Repeat these lines word for word, beginning at the line that contains "chevron-down-icon[interactable]: ˅ xyxy=(191,350,195,356)" and stopping after the line that contains "sidebar-item-ad-accounts[interactable]: Ad accounts".

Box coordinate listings
◆ ◆ ◆ ◆ ◆ ◆ ◆

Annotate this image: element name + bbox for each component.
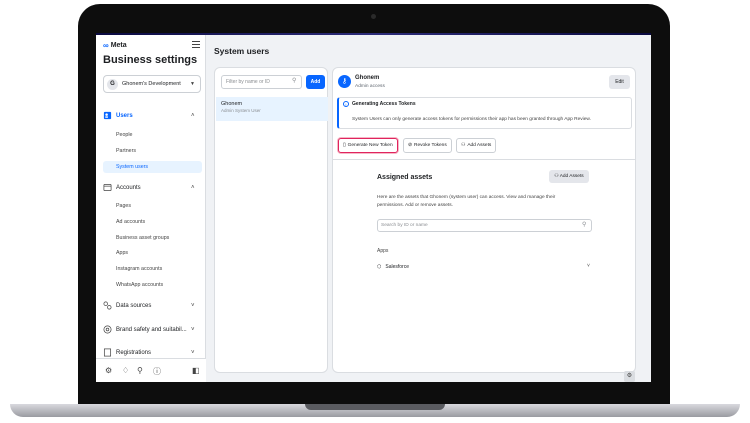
chevron-down-icon[interactable]: ˅ xyxy=(191,350,195,356)
token-icon: ▯ xyxy=(343,143,346,148)
meta-logo[interactable]: ∞ Meta xyxy=(103,41,127,50)
search-icon[interactable]: ⚲ xyxy=(137,366,143,375)
sidebar-item-apps[interactable]: Apps xyxy=(116,250,128,256)
revoke-tokens-button[interactable]: ⊘ Revoke Tokens xyxy=(403,138,452,153)
sidebar-item-system-users[interactable]: System users xyxy=(103,161,202,173)
info-notice: i Generating Access Tokens System Users … xyxy=(337,97,632,129)
registrations-icon xyxy=(103,348,112,357)
cube-icon: ⬡ xyxy=(377,263,382,270)
sidebar-item-ad-accounts[interactable]: Ad accounts xyxy=(116,219,145,225)
help-icon[interactable]: ⓘ xyxy=(153,366,161,377)
list-item[interactable]: Ghonem Admin System User xyxy=(216,97,328,121)
business-account-selector[interactable]: G Ghonem's Development ▼ xyxy=(103,75,201,93)
detail-role: Admin access xyxy=(355,84,385,89)
sidebar-item-business-asset-groups[interactable]: Business asset groups xyxy=(116,235,169,241)
sidebar-toggle-icon[interactable]: ◧ xyxy=(192,366,200,375)
account-name: Ghonem's Development xyxy=(122,81,181,87)
sidebar-section-data-sources[interactable]: Data sources xyxy=(103,301,151,310)
system-user-detail: ⚷ Ghonem Admin access Edit i Generating … xyxy=(332,67,636,373)
sidebar-item-instagram-accounts[interactable]: Instagram accounts xyxy=(116,266,162,272)
sidebar-item-pages[interactable]: Pages xyxy=(116,203,131,209)
chevron-up-icon[interactable]: ˄ xyxy=(191,113,195,119)
assets-search-input[interactable]: Search by ID or name xyxy=(377,219,592,232)
chevron-down-icon[interactable]: ˅ xyxy=(191,303,195,309)
generate-new-token-button[interactable]: ▯ Generate New Token xyxy=(338,138,398,153)
people-icon: ⚇ xyxy=(461,143,466,148)
people-icon: ⚇ xyxy=(554,174,559,179)
sidebar-title: Business settings xyxy=(103,54,198,66)
app-name: Salesforce xyxy=(385,263,409,270)
laptop-notch xyxy=(305,404,445,410)
detail-name: Ghonem xyxy=(355,75,380,81)
corner-widget-icon[interactable]: ⚙ xyxy=(624,371,635,382)
page-title: System users xyxy=(214,46,270,56)
edit-button[interactable]: Edit xyxy=(609,75,630,89)
data-sources-icon xyxy=(103,301,112,310)
notice-body: System Users can only generate access to… xyxy=(352,117,591,122)
notifications-icon[interactable]: ♢ xyxy=(122,366,129,375)
sidebar-item-partners[interactable]: Partners xyxy=(116,148,136,154)
accounts-icon xyxy=(103,183,112,192)
app-list-item[interactable]: ⬡ Salesforce xyxy=(377,261,592,272)
sidebar-item-people[interactable]: People xyxy=(116,132,133,138)
add-button[interactable]: Add xyxy=(306,75,325,89)
revoke-icon: ⊘ xyxy=(408,143,413,148)
search-icon: ⚲ xyxy=(582,222,587,228)
menu-icon[interactable] xyxy=(192,41,200,50)
meta-logo-icon: ∞ xyxy=(103,41,109,50)
key-icon: ⚷ xyxy=(338,75,351,88)
user-name: Ghonem xyxy=(221,101,243,107)
divider xyxy=(333,159,635,160)
laptop-camera xyxy=(371,14,376,19)
info-icon: i xyxy=(343,101,349,107)
chevron-down-icon: ▼ xyxy=(190,81,195,87)
search-icon: ⚲ xyxy=(292,78,297,84)
system-users-list: Filter by name or ID ⚲ Add Ghonem Admin … xyxy=(214,67,328,373)
sidebar-section-users[interactable]: Users xyxy=(103,111,133,120)
chevron-up-icon[interactable]: ˄ xyxy=(191,185,195,191)
user-role: Admin System User xyxy=(221,108,261,113)
screen: ∞ Meta Business settings G Ghonem's Deve… xyxy=(96,33,651,382)
add-assets-button[interactable]: ⚇ Add Assets xyxy=(456,138,497,153)
sidebar-section-accounts[interactable]: Accounts xyxy=(103,183,141,192)
assigned-assets-title: Assigned assets xyxy=(377,174,433,181)
chevron-down-icon[interactable]: ˅ xyxy=(587,263,590,269)
settings-icon[interactable]: ⚙ xyxy=(105,366,112,375)
assigned-assets-description: Here are the assets that Ghonem (system … xyxy=(377,195,556,208)
sidebar-footer: ⚙ ♢ ⚲ ⓘ ◧ xyxy=(96,358,206,382)
account-avatar: G xyxy=(107,78,118,90)
assigned-add-assets-button[interactable]: ⚇ Add Assets xyxy=(549,170,589,183)
sidebar-section-registrations[interactable]: Registrations xyxy=(103,348,151,357)
meta-logo-text: Meta xyxy=(110,42,127,49)
apps-label: Apps xyxy=(377,248,389,254)
notice-title: Generating Access Tokens xyxy=(352,101,416,107)
sidebar-item-whatsapp-accounts[interactable]: WhatsApp accounts xyxy=(116,282,163,288)
brand-safety-icon xyxy=(103,325,112,334)
sidebar: ∞ Meta Business settings G Ghonem's Deve… xyxy=(96,35,206,382)
users-icon xyxy=(103,111,112,120)
filter-input[interactable]: Filter by name or ID xyxy=(221,75,302,89)
chevron-down-icon[interactable]: ˅ xyxy=(191,327,195,333)
sidebar-section-brand-safety[interactable]: Brand safety and suitabil... xyxy=(103,325,187,334)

◆ ◆ ◆ ◆ ◆ ◆ ◆

Written response:
chevron-down-icon[interactable]: ˅ xyxy=(191,350,195,356)
token-icon: ▯ xyxy=(343,143,346,148)
meta-logo[interactable]: ∞ Meta xyxy=(103,41,127,50)
search-icon[interactable]: ⚲ xyxy=(137,366,143,375)
sidebar-item-apps[interactable]: Apps xyxy=(116,250,128,256)
revoke-tokens-button[interactable]: ⊘ Revoke Tokens xyxy=(403,138,452,153)
sidebar-item-system-users[interactable]: System users xyxy=(103,161,202,173)
info-notice: i Generating Access Tokens System Users … xyxy=(337,97,632,129)
registrations-icon xyxy=(103,348,112,357)
cube-icon: ⬡ xyxy=(377,263,382,270)
sidebar-item-ad-accounts[interactable]: Ad accounts xyxy=(116,219,145,225)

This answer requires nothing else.